What is being asked ->
Locate the string "Histogram" throughout the material and copy every line in which it occurs.

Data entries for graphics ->
-.-.-
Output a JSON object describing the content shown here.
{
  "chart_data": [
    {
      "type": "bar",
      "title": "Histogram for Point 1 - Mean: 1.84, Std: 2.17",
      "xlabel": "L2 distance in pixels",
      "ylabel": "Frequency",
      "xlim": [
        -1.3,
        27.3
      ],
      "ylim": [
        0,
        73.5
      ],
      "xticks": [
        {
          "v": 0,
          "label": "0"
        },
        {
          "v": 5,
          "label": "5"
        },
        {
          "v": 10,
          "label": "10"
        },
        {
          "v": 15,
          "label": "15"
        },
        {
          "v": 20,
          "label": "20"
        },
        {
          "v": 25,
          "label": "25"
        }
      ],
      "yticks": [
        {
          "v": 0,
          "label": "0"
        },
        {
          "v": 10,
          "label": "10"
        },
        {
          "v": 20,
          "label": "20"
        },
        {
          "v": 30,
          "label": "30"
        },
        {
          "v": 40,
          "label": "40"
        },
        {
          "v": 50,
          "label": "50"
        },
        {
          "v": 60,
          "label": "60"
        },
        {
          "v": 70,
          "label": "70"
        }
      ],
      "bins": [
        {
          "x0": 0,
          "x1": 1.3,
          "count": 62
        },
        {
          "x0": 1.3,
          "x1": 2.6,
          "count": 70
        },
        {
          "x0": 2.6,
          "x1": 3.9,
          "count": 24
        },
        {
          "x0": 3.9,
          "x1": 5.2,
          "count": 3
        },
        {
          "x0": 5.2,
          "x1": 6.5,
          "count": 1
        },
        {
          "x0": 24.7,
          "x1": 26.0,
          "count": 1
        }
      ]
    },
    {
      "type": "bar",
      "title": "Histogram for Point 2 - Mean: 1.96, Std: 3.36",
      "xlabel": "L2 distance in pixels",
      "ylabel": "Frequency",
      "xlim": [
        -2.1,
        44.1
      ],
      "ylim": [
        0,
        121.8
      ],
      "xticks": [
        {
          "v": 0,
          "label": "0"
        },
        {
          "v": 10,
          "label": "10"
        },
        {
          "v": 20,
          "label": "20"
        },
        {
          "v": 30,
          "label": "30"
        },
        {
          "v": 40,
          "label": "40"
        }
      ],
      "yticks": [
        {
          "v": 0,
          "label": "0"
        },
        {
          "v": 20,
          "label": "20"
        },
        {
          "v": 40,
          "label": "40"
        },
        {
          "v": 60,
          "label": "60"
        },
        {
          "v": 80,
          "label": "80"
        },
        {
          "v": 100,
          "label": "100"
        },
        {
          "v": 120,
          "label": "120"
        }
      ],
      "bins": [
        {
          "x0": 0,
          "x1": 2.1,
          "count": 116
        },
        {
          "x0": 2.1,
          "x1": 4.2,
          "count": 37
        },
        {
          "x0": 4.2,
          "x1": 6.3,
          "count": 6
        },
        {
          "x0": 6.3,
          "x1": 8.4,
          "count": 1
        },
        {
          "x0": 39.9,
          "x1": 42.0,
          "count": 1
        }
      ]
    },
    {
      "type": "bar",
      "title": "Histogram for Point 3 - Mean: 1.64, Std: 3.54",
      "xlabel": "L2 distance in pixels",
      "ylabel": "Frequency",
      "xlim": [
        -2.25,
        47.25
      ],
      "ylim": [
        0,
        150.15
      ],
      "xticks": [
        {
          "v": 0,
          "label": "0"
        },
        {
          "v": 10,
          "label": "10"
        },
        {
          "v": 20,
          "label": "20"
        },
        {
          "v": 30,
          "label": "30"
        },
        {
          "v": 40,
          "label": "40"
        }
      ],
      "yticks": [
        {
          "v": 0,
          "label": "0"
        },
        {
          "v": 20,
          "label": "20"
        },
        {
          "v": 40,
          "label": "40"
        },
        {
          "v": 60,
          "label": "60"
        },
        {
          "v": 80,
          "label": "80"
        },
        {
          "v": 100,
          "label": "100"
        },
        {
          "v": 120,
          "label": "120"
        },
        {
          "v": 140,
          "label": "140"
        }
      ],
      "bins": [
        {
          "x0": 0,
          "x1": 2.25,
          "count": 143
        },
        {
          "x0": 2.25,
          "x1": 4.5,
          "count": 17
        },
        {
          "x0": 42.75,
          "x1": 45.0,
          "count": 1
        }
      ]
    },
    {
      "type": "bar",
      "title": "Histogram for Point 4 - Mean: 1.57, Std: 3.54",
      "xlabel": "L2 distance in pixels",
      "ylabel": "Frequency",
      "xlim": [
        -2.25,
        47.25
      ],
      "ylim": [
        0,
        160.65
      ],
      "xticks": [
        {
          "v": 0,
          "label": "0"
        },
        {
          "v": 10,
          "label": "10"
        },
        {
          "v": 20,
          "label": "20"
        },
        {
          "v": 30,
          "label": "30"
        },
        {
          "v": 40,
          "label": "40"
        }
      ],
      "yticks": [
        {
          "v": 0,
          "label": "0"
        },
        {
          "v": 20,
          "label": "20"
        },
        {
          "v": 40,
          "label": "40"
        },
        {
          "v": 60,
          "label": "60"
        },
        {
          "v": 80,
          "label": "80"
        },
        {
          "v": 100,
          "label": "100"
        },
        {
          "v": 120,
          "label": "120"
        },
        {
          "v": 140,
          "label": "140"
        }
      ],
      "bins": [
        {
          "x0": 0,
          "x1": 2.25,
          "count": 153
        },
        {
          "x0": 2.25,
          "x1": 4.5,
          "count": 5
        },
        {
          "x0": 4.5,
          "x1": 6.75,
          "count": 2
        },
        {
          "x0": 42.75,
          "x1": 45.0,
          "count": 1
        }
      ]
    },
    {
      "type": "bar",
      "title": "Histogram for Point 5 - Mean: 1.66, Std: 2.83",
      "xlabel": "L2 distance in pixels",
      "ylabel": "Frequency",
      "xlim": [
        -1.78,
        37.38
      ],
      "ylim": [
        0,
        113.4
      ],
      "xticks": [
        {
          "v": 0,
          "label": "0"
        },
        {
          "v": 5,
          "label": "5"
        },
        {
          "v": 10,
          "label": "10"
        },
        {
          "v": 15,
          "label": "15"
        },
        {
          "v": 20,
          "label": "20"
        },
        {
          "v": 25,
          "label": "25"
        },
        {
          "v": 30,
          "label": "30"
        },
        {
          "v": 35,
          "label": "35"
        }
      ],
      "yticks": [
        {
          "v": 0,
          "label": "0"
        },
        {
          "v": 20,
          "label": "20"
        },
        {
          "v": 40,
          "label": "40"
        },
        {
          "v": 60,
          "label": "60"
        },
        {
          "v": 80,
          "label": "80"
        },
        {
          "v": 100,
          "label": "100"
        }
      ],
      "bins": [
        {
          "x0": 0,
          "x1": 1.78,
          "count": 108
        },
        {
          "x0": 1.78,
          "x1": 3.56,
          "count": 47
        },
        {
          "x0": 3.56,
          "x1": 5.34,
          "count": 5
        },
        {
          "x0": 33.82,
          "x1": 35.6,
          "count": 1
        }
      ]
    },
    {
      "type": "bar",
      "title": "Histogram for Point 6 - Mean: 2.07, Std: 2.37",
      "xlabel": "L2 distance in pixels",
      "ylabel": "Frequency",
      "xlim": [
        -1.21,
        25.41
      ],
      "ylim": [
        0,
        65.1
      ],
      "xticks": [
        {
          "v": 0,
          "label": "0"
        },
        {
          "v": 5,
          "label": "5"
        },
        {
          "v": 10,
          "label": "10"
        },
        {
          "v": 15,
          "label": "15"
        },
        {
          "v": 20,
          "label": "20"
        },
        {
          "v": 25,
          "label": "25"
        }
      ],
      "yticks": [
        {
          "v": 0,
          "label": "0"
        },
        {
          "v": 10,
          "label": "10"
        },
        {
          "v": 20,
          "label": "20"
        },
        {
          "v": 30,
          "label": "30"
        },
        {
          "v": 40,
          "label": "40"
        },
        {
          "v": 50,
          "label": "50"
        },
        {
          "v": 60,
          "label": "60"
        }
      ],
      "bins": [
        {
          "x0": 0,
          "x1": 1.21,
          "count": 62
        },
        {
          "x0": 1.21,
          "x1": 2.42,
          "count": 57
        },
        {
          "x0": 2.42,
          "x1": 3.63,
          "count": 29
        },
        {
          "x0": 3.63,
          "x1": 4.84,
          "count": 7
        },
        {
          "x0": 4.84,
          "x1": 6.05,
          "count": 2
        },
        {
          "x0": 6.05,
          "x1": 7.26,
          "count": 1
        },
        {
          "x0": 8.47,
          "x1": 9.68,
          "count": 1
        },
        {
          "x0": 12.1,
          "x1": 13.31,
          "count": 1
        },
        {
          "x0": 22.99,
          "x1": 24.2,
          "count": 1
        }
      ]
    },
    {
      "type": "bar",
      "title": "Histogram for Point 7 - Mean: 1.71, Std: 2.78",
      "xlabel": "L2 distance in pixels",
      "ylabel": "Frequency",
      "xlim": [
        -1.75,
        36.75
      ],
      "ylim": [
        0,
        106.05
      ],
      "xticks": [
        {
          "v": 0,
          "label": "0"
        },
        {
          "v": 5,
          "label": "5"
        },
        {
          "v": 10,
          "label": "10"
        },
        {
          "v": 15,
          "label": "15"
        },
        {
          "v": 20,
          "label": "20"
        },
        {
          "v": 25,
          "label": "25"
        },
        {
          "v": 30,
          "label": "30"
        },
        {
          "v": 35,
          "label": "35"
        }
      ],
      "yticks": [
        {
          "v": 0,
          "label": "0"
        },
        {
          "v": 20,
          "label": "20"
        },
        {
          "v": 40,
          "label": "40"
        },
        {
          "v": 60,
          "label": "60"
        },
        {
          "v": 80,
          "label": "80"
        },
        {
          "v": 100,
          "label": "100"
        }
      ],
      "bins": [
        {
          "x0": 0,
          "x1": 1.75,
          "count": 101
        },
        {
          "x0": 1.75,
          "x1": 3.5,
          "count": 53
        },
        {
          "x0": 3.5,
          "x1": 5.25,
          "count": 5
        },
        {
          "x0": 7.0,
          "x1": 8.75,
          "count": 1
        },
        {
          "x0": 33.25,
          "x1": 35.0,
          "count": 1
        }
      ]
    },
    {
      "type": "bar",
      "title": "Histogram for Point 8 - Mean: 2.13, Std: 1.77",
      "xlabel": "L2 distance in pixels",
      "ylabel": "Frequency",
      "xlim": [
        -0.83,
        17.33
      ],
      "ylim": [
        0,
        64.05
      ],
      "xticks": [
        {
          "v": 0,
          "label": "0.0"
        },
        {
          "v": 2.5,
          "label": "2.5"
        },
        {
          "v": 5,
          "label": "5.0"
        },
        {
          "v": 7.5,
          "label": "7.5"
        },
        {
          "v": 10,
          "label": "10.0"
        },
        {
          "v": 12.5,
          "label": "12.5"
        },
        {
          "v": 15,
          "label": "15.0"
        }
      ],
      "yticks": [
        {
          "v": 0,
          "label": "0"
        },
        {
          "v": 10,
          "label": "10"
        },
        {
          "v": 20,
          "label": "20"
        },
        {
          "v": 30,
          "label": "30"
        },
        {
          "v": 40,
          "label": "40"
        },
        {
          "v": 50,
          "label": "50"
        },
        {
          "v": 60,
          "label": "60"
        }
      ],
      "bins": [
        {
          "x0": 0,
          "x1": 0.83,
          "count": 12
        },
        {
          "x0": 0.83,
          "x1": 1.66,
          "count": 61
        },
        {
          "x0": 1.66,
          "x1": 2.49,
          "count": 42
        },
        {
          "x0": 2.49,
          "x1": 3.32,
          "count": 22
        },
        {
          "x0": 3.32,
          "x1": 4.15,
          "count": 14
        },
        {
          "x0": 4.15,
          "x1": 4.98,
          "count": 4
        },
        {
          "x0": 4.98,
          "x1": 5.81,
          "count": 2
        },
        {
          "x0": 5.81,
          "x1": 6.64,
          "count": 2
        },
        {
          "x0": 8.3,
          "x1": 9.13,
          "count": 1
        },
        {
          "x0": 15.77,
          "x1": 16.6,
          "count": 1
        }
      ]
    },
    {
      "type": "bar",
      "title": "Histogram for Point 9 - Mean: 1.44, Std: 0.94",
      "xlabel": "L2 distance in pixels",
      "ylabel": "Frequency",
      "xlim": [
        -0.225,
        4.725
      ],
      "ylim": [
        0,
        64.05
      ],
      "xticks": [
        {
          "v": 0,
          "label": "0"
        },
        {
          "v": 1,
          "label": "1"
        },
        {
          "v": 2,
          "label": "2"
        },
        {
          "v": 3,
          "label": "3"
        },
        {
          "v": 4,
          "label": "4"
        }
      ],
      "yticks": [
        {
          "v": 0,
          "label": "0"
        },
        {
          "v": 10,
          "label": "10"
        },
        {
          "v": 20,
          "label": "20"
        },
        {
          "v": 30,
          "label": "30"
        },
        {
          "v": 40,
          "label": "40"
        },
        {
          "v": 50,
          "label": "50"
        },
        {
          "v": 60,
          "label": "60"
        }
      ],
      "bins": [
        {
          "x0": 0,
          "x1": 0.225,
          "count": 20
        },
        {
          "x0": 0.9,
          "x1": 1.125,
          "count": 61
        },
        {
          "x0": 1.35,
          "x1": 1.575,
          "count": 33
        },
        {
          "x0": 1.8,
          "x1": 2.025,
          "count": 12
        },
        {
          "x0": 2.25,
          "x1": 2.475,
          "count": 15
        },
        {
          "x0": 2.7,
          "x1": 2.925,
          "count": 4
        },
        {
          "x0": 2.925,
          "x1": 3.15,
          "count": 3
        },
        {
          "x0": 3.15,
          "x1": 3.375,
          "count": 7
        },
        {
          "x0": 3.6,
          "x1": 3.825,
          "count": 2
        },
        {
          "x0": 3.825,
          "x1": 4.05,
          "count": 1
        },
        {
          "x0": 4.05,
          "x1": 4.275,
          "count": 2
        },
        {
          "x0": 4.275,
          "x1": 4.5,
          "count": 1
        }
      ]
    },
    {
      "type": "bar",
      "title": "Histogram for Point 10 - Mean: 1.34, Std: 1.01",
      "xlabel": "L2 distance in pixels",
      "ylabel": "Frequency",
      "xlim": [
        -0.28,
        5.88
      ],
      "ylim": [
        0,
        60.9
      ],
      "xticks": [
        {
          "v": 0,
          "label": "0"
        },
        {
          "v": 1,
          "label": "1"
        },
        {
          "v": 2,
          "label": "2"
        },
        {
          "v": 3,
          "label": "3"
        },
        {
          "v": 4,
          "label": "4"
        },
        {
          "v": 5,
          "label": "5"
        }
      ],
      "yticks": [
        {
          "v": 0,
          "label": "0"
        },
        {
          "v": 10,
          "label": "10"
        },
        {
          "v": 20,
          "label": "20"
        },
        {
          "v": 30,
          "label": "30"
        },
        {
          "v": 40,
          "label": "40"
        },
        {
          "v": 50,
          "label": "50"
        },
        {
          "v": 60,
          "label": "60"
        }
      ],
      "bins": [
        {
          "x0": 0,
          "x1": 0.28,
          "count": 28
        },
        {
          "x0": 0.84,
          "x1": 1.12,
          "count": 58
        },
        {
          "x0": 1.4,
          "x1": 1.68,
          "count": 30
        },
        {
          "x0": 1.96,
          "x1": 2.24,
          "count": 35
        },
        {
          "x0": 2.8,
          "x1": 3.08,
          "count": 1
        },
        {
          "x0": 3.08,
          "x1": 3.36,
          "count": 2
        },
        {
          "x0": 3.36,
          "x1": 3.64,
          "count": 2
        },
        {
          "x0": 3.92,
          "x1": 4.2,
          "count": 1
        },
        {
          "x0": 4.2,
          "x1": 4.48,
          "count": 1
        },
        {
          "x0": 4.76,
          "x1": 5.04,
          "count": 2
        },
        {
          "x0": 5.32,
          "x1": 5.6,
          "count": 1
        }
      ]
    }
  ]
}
-.-.-
Finished task ->
      "title": "Histogram for Point 1 - Mean: 1.84, Std: 2.17",
      "title": "Histogram for Point 2 - Mean: 1.96, Std: 3.36",
      "title": "Histogram for Point 3 - Mean: 1.64, Std: 3.54",
      "title": "Histogram for Point 4 - Mean: 1.57, Std: 3.54",
      "title": "Histogram for Point 5 - Mean: 1.66, Std: 2.83",
      "title": "Histogram for Point 6 - Mean: 2.07, Std: 2.37",
      "title": "Histogram for Point 7 - Mean: 1.71, Std: 2.78",
      "title": "Histogram for Point 8 - Mean: 2.13, Std: 1.77",
      "title": "Histogram for Point 9 - Mean: 1.44, Std: 0.94",
      "title": "Histogram for Point 10 - Mean: 1.34, Std: 1.01",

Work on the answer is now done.